[Data in this exercise start]

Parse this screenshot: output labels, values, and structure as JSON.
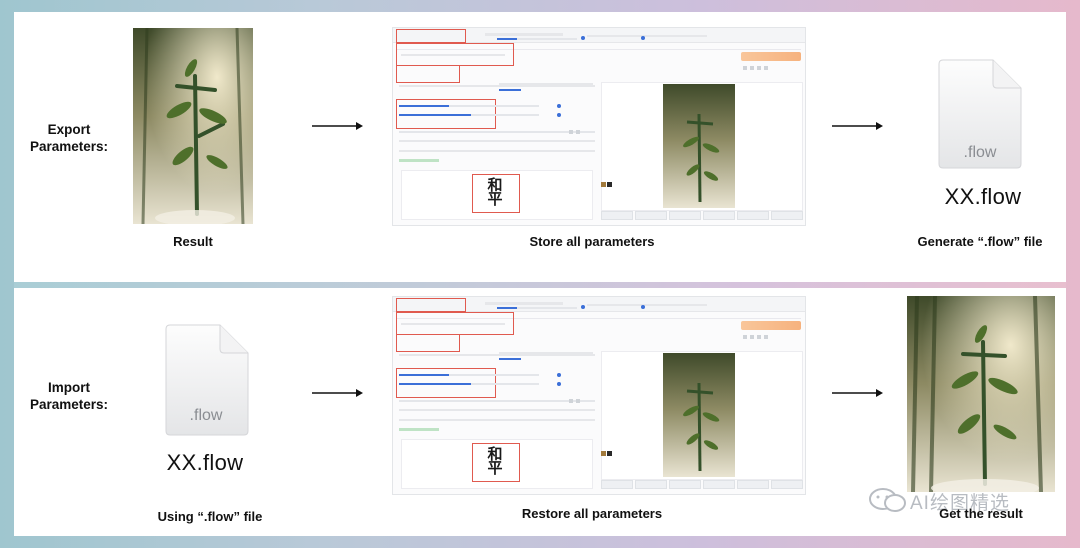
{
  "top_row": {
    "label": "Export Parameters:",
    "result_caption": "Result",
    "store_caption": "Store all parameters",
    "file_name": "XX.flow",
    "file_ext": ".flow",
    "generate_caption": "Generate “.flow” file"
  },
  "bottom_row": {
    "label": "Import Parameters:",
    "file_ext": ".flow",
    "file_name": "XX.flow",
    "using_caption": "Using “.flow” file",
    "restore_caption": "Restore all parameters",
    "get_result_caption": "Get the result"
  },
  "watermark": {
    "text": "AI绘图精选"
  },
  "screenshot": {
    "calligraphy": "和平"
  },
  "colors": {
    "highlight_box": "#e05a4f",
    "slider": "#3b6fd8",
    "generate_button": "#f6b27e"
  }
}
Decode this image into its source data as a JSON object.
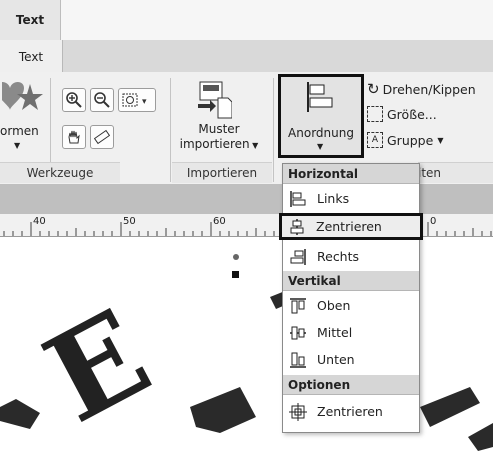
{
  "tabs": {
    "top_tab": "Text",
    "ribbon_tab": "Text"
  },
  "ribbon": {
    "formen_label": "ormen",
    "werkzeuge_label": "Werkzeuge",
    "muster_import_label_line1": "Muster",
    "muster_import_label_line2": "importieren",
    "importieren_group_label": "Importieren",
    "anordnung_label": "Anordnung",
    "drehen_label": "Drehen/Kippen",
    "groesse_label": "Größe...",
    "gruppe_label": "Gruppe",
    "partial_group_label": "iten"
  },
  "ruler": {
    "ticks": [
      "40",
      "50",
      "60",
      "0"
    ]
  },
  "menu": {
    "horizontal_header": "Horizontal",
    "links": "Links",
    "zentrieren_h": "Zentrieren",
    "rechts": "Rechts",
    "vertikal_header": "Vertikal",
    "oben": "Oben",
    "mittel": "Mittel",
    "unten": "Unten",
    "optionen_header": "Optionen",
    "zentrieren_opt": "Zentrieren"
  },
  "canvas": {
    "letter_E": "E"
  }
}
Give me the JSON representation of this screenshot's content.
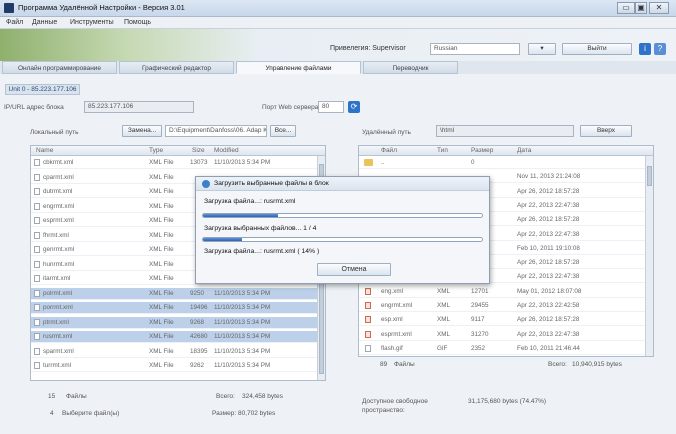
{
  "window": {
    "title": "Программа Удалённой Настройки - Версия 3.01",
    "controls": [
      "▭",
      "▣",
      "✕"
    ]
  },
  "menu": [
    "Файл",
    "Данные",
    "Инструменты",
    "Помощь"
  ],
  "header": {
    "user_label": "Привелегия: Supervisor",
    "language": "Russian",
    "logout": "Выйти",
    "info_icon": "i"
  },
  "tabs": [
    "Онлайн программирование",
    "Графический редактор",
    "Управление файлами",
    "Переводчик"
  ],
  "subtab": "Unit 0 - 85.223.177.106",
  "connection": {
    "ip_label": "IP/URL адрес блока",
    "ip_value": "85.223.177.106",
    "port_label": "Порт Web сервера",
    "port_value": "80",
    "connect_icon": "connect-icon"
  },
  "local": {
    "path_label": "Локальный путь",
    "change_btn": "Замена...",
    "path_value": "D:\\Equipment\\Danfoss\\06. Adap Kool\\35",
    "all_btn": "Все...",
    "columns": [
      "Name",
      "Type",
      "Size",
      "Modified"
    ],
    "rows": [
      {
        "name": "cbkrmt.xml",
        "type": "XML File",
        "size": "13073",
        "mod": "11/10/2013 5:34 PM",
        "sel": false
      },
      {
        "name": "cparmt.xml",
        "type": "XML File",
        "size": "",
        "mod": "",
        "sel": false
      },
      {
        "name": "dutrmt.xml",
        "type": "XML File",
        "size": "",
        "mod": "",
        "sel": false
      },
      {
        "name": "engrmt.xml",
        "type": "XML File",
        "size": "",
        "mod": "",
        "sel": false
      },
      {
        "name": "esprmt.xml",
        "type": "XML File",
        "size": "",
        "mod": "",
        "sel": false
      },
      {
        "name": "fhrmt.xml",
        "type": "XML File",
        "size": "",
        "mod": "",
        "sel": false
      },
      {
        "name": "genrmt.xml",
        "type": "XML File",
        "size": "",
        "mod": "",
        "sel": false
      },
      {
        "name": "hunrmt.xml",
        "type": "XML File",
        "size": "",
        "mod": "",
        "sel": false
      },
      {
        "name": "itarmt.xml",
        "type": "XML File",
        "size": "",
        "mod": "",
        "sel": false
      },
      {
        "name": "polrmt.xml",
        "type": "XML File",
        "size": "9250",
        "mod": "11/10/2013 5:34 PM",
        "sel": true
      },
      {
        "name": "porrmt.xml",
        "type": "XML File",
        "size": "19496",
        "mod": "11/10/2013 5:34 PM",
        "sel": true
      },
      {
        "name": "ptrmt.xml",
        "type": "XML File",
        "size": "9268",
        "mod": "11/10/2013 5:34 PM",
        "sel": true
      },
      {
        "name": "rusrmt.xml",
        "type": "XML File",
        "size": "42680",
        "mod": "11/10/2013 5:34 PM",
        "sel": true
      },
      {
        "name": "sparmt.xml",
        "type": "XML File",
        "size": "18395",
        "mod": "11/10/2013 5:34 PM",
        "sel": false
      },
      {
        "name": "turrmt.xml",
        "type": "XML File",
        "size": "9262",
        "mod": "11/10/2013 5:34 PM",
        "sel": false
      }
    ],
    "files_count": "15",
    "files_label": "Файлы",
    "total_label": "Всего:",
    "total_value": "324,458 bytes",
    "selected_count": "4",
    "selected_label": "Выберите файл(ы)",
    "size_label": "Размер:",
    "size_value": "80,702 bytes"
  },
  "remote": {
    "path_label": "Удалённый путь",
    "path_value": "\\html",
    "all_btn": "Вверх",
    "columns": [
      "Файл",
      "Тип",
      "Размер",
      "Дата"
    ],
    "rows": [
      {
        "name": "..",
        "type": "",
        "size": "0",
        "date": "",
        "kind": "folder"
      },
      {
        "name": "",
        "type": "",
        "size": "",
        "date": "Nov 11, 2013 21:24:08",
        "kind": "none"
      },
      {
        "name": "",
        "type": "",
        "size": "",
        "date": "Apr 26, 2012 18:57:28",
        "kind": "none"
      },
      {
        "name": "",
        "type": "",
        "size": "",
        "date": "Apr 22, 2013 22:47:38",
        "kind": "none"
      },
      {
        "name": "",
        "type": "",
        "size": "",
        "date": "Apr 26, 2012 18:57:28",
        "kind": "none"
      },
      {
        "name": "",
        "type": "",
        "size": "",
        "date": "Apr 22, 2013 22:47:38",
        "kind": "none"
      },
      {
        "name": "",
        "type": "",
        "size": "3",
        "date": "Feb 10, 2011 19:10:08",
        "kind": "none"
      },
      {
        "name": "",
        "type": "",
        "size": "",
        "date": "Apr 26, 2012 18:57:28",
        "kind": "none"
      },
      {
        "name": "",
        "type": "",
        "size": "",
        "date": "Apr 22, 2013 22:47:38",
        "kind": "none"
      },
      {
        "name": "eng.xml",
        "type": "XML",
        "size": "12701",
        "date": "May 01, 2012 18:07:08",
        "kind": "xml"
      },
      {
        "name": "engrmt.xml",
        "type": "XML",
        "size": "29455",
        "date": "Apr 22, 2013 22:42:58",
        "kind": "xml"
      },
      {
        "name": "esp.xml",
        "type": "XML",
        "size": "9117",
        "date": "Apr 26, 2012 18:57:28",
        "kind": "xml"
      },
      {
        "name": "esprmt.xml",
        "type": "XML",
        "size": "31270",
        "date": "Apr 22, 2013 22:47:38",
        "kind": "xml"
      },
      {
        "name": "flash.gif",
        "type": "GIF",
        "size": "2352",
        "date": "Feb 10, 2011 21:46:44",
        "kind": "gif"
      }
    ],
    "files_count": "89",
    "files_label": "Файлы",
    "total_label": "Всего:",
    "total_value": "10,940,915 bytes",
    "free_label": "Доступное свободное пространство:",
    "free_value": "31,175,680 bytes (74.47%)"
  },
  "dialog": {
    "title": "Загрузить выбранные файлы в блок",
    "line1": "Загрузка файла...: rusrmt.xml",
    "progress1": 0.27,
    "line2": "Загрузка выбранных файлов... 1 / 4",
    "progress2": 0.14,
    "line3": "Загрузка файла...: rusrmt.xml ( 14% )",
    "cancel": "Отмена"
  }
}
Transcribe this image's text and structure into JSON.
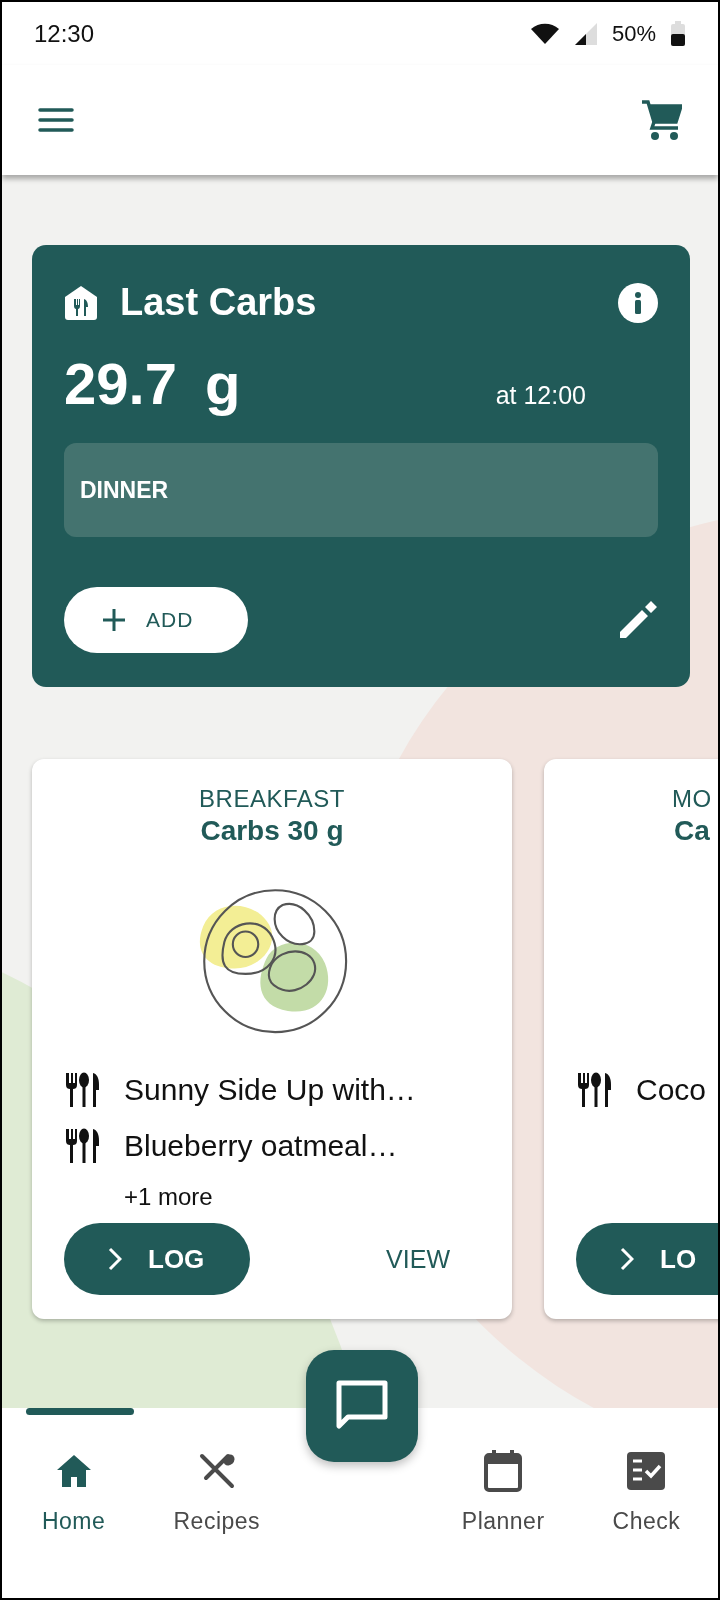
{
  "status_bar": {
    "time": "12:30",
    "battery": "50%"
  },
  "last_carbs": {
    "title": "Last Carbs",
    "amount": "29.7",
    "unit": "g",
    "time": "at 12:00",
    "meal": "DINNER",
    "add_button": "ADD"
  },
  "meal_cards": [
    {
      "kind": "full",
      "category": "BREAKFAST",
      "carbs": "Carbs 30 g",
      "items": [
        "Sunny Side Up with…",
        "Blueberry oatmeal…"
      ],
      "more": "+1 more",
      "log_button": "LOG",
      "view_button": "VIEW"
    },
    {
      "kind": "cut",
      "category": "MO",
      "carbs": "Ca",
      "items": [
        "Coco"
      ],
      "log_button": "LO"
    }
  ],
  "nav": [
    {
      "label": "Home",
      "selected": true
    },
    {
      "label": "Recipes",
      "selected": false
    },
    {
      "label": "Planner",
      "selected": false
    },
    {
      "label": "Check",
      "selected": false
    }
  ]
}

[Data in this exercise end]

__Challenge__
With pictures left out, repeat exactly the lines from the line bearing "Transcribe this image's" through the final line of the records above.

__Result of this exercise__
Transcribe this image's text and structure into JSON.
{
  "status_bar": {
    "time": "12:30",
    "battery": "50%"
  },
  "last_carbs": {
    "title": "Last Carbs",
    "amount": "29.7",
    "unit": "g",
    "time": "at 12:00",
    "meal": "DINNER",
    "add_button": "ADD"
  },
  "meal_cards": [
    {
      "kind": "full",
      "category": "BREAKFAST",
      "carbs": "Carbs 30 g",
      "items": [
        "Sunny Side Up with…",
        "Blueberry oatmeal…"
      ],
      "more": "+1 more",
      "log_button": "LOG",
      "view_button": "VIEW"
    },
    {
      "kind": "cut",
      "category": "MO",
      "carbs": "Ca",
      "items": [
        "Coco"
      ],
      "log_button": "LO"
    }
  ],
  "nav": [
    {
      "label": "Home",
      "selected": true
    },
    {
      "label": "Recipes",
      "selected": false
    },
    {
      "label": "Planner",
      "selected": false
    },
    {
      "label": "Check",
      "selected": false
    }
  ]
}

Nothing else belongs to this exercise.